Change every "land-mass" to "landmass" in the entries from the start through the line that contains "panel-title: CESM2 piControl A", inclusive, and reproduce those lines with nothing else altered.

## begin Input material

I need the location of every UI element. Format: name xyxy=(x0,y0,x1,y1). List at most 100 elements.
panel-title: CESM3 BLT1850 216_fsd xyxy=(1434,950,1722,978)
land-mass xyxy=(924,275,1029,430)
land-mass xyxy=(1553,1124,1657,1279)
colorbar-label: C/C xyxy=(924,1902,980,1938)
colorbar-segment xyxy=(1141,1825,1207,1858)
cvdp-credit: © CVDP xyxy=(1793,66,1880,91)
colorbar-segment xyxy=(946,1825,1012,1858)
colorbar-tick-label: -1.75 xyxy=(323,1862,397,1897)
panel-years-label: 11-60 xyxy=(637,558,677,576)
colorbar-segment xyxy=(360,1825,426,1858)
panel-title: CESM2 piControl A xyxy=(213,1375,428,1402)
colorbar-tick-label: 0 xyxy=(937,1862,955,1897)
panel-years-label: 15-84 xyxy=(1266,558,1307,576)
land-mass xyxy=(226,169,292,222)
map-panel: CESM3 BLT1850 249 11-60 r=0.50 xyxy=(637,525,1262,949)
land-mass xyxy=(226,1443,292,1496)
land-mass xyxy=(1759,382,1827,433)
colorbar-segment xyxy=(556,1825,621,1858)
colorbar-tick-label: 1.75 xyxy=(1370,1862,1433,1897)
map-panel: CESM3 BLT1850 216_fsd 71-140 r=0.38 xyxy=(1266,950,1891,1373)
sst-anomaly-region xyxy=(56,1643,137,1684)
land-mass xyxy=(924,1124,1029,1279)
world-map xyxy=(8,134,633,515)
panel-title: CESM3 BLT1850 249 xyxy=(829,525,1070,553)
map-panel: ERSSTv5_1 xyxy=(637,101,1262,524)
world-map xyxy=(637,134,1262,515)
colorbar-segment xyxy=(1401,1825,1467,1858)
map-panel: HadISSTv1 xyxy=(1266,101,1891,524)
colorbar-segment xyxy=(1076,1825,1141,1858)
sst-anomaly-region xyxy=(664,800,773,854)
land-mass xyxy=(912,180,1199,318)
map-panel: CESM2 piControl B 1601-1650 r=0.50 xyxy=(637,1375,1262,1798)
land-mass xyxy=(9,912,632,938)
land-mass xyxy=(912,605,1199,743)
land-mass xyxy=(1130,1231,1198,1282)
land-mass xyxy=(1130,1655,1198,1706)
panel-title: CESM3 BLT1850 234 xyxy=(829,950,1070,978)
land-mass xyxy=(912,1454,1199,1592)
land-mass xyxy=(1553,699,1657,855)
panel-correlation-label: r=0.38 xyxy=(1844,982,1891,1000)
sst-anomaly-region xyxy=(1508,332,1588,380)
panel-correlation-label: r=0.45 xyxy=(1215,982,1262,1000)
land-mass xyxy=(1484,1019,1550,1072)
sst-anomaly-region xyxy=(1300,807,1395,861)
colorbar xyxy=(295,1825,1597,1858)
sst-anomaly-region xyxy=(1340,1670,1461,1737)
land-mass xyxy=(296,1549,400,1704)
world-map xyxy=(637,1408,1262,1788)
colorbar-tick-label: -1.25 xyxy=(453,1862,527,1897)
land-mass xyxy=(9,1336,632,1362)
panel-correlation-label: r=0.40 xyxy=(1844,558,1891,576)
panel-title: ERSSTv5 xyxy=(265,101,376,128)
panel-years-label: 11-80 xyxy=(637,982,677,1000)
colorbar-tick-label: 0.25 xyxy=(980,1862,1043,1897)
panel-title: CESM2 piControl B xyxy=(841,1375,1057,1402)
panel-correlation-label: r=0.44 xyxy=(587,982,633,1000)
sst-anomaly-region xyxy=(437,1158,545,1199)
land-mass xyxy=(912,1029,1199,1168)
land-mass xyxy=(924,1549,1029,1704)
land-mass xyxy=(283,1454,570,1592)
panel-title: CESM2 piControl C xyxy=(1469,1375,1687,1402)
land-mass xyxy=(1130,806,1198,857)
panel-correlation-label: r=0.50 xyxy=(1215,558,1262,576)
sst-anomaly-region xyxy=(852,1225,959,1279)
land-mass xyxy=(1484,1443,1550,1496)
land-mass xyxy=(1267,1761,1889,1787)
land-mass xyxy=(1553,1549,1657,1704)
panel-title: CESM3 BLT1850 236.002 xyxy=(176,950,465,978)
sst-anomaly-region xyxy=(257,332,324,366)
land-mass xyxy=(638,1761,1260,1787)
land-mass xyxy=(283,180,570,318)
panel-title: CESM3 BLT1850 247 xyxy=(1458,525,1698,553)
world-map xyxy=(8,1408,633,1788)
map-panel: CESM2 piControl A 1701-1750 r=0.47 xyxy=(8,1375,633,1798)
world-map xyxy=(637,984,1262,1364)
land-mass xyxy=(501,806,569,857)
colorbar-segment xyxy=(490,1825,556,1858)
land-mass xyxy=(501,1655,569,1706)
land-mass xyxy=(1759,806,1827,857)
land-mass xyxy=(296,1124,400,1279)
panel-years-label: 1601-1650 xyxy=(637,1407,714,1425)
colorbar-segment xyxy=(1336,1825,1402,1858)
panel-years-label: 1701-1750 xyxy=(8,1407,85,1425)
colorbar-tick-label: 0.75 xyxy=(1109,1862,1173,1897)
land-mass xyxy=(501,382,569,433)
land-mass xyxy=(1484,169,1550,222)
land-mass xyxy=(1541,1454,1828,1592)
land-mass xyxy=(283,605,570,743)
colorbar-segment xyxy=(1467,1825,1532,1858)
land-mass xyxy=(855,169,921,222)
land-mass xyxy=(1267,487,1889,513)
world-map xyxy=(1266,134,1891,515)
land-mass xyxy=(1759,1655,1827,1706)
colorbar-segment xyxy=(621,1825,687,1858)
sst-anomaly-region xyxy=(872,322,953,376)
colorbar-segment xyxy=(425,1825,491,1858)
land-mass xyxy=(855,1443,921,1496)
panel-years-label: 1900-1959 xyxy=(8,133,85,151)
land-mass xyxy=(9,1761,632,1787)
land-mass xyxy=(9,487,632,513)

## end Input material

## Exercise output
I need the location of every UI element. Format: name xyxy=(x0,y0,x1,y1). List at most 100 elements.
panel-title: CESM3 BLT1850 216_fsd xyxy=(1434,950,1722,978)
landmass xyxy=(924,275,1029,430)
landmass xyxy=(1553,1124,1657,1279)
colorbar-label: C/C xyxy=(924,1902,980,1938)
colorbar-segment xyxy=(1141,1825,1207,1858)
cvdp-credit: © CVDP xyxy=(1793,66,1880,91)
colorbar-segment xyxy=(946,1825,1012,1858)
colorbar-tick-label: -1.75 xyxy=(323,1862,397,1897)
panel-years-label: 11-60 xyxy=(637,558,677,576)
colorbar-segment xyxy=(360,1825,426,1858)
panel-title: CESM2 piControl A xyxy=(213,1375,428,1402)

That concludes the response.